**本文の抜粋:**

____

1.12.2023

[film] Remorques (1941) +

暮れから年初にかけて、毎年のベストを決める時に困るのが、記録にはあるけどどんな映画だったかよく思いだせないやつがあることで、そういう印象に残っていないのは無視したってよいのでは、というのもあるのだが、他方でふつうに物忘れがひどくなっていることも確かで、昔の映画を見ても始まってしばらくして、これ前に見たやつじゃん、となるケースが余りに多くて嫌になっているので、短くても見たやつはできるだけなんか書いておくことにしよう、と思ったの。

Remorques (1941)

12月27日、シネマヴェーラの特集『ヌーヴェル・ヴァーグ前夜』で見ました。

邦題は『曳き舟』 - 日本では劇場公開されていないの?
さっき(12日)のシネマヴェーラでの蓮實おじいさんのトークにもあったように、これはとてつもない傑作なんだからー。
英語題は”Stormy Waters”。監督はJean Grémillon。原作はRoger Vercelの小説で、脚色/ダイアログはJacques Prévert。

Jean Gabinがブルターニュの荒海で遭難した船を救助する曳き舟の船長をしていて、仲間の結婚式だというのに大嵐で救助の依頼が入って海に出ていかなければならなくて、彼の妻のMadeleine Renaud は夫のことが心配で海に出てほしくなくて体が弱っていて、でも彼は仕事と使命に燃えているのでお構いなしに出ていってしまう。

____

**提供記録:**
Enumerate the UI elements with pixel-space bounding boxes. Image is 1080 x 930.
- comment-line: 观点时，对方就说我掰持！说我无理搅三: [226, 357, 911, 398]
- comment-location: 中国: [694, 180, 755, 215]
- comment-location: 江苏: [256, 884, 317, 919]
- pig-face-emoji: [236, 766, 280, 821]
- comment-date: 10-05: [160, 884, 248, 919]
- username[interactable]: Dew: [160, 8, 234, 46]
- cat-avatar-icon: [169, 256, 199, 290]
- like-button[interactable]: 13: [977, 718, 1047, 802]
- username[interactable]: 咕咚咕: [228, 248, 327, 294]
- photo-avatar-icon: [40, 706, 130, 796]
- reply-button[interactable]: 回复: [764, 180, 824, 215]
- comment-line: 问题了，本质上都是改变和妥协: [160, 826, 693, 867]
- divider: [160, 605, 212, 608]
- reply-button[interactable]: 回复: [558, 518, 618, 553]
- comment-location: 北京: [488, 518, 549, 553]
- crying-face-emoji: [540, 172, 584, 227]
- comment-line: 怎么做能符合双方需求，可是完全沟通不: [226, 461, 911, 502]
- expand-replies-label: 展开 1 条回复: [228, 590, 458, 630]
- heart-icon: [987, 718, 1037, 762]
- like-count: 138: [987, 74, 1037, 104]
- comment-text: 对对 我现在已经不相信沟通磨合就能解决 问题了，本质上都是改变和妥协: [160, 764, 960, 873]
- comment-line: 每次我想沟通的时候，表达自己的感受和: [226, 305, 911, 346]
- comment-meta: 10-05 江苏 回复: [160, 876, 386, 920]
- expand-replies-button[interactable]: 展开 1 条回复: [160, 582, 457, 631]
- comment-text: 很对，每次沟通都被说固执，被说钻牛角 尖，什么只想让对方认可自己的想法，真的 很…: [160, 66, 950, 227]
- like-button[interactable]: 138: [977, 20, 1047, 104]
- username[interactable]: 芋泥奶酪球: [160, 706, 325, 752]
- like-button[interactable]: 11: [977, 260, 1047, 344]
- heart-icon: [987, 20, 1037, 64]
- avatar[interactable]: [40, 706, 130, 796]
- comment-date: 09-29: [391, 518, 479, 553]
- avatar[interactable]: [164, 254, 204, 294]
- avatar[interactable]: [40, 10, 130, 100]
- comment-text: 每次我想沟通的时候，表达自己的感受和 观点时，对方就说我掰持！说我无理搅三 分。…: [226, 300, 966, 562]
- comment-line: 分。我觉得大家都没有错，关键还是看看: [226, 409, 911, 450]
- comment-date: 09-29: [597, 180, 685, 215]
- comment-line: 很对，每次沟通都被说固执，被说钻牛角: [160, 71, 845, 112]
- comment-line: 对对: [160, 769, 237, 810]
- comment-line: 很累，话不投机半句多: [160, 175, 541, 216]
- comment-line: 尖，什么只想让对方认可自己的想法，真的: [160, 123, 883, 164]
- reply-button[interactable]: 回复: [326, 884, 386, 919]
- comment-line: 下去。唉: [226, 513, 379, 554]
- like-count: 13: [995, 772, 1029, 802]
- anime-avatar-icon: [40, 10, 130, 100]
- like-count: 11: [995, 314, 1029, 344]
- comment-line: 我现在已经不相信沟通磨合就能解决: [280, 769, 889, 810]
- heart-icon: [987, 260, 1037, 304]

____

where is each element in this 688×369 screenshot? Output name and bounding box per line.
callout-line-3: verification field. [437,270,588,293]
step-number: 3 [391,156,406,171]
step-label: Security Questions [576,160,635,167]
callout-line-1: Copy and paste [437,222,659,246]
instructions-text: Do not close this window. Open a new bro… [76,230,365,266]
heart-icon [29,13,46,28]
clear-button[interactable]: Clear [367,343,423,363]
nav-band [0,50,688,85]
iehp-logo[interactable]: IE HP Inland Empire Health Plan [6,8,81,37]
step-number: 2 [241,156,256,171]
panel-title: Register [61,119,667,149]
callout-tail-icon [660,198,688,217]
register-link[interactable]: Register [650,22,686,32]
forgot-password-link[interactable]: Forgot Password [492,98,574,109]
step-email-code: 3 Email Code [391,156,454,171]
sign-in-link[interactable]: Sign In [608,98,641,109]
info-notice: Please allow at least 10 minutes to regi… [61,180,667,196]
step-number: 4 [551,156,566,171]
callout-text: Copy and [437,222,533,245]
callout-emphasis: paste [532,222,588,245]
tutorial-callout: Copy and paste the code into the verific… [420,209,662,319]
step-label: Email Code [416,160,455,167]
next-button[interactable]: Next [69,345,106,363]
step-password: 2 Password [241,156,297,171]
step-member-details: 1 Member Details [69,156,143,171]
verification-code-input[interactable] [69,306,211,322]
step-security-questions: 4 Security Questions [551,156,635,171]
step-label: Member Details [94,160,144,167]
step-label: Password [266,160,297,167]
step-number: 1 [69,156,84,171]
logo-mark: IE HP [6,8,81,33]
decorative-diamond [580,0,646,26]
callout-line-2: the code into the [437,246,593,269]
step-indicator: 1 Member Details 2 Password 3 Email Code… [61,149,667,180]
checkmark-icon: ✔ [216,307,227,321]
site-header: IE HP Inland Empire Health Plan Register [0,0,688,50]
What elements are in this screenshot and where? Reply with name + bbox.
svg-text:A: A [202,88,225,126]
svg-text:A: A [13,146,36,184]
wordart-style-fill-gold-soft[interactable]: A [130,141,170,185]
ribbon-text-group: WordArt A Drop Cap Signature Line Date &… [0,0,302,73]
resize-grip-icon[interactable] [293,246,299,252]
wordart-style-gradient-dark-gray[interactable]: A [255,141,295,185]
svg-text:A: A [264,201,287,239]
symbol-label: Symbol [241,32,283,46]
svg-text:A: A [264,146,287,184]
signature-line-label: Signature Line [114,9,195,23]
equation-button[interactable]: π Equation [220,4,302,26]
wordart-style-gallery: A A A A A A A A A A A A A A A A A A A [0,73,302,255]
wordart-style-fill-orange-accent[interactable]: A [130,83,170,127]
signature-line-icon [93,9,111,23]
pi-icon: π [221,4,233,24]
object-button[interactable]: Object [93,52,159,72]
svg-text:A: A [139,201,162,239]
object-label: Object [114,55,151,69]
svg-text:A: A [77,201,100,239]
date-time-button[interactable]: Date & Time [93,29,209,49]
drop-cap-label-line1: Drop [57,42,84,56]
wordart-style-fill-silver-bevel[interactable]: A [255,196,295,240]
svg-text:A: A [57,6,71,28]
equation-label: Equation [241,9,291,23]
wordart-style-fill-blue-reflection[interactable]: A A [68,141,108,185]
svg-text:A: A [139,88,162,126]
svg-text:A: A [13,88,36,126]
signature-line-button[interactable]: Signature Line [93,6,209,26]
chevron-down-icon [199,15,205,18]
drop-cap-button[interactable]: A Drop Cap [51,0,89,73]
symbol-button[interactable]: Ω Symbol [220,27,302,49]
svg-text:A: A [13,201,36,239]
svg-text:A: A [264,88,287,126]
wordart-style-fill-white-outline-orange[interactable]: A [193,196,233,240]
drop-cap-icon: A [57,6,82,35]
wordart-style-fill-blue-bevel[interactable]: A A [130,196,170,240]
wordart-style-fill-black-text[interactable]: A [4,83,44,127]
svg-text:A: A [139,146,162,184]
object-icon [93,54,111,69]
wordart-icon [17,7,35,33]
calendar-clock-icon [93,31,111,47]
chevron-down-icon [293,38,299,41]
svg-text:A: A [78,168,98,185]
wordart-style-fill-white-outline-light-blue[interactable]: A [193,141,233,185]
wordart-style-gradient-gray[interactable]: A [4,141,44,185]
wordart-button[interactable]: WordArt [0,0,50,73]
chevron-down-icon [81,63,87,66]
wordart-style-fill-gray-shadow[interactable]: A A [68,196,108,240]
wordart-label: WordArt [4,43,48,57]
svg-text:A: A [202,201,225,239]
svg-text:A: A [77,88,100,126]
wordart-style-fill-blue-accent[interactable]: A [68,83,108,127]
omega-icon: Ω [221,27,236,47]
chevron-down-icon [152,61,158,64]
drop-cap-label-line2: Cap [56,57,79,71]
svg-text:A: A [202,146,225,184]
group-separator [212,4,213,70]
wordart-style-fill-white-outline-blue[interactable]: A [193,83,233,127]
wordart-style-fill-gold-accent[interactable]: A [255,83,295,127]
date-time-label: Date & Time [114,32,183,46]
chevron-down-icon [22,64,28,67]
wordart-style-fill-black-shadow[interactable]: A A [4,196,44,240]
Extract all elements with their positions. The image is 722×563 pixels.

____

**書き取り課題:**
1) 本文の「暮れから年初にかけて、毎年の」から「邦題は『曳き舟』 - 日本では劇場公開されていないの?」までを、そのまま書き出してください。
2) 記録のうち、「Enumerate the UI」を含む行から「- like-count: 11: [995, 314, 1029, 344]」を含む行までだけを、「comment-location」を「comment-region」に置き換えて書き直してください。それ以外の部分は一切変えないでください。

**課題の解答:**
1)
暮れから年初にかけて、毎年のベストを決める時に困るのが、記録にはあるけどどんな映画だったかよく思いだせないやつがあることで、そういう印象に残っていないのは無視したってよいのでは、というのもあるのだが、他方でふつうに物忘れがひどくなっていることも確かで、昔の映画を見ても始まってしばらくして、これ前に見たやつじゃん、となるケースが余りに多くて嫌になっているので、短くても見たやつはできるだけなんか書いておくことにしよう、と思ったの。

Remorques (1941)

12月27日、シネマヴェーラの特集『ヌーヴェル・ヴァーグ前夜』で見ました。

邦題は『曳き舟』 - 日本では劇場公開されていないの?

2)
Enumerate the UI elements with pixel-space bounding boxes. Image is 1080 x 930.
- comment-line: 观点时，对方就说我掰持！说我无理搅三: [226, 357, 911, 398]
- comment-region: 中国: [694, 180, 755, 215]
- comment-region: 江苏: [256, 884, 317, 919]
- pig-face-emoji: [236, 766, 280, 821]
- comment-date: 10-05: [160, 884, 248, 919]
- username[interactable]: Dew: [160, 8, 234, 46]
- cat-avatar-icon: [169, 256, 199, 290]
- like-button[interactable]: 13: [977, 718, 1047, 802]
- username[interactable]: 咕咚咕: [228, 248, 327, 294]
- photo-avatar-icon: [40, 706, 130, 796]
- reply-button[interactable]: 回复: [764, 180, 824, 215]
- comment-line: 问题了，本质上都是改变和妥协: [160, 826, 693, 867]
- divider: [160, 605, 212, 608]
- reply-button[interactable]: 回复: [558, 518, 618, 553]
- comment-region: 北京: [488, 518, 549, 553]
- crying-face-emoji: [540, 172, 584, 227]
- comment-line: 怎么做能符合双方需求，可是完全沟通不: [226, 461, 911, 502]
- expand-replies-label: 展开 1 条回复: [228, 590, 458, 630]
- heart-icon: [987, 718, 1037, 762]
- like-count: 138: [987, 74, 1037, 104]
- comment-text: 对对 我现在已经不相信沟通磨合就能解决 问题了，本质上都是改变和妥协: [160, 764, 960, 873]
- comment-line: 每次我想沟通的时候，表达自己的感受和: [226, 305, 911, 346]
- comment-meta: 10-05 江苏 回复: [160, 876, 386, 920]
- expand-replies-button[interactable]: 展开 1 条回复: [160, 582, 457, 631]
- comment-text: 很对，每次沟通都被说固执，被说钻牛角 尖，什么只想让对方认可自己的想法，真的 很…: [160, 66, 950, 227]
- like-button[interactable]: 138: [977, 20, 1047, 104]
- username[interactable]: 芋泥奶酪球: [160, 706, 325, 752]
- like-button[interactable]: 11: [977, 260, 1047, 344]
- heart-icon: [987, 20, 1037, 64]
- avatar[interactable]: [40, 706, 130, 796]
- comment-date: 09-29: [391, 518, 479, 553]
- avatar[interactable]: [164, 254, 204, 294]
- avatar[interactable]: [40, 10, 130, 100]
- comment-text: 每次我想沟通的时候，表达自己的感受和 观点时，对方就说我掰持！说我无理搅三 分。…: [226, 300, 966, 562]
- comment-line: 分。我觉得大家都没有错，关键还是看看: [226, 409, 911, 450]
- comment-date: 09-29: [597, 180, 685, 215]
- comment-line: 很对，每次沟通都被说固执，被说钻牛角: [160, 71, 845, 112]
- comment-line: 对对: [160, 769, 237, 810]
- comment-line: 很累，话不投机半句多: [160, 175, 541, 216]
- comment-line: 尖，什么只想让对方认可自己的想法，真的: [160, 123, 883, 164]
- reply-button[interactable]: 回复: [326, 884, 386, 919]
- comment-line: 下去。唉: [226, 513, 379, 554]
- like-count: 13: [995, 772, 1029, 802]
- anime-avatar-icon: [40, 10, 130, 100]
- like-count: 11: [995, 314, 1029, 344]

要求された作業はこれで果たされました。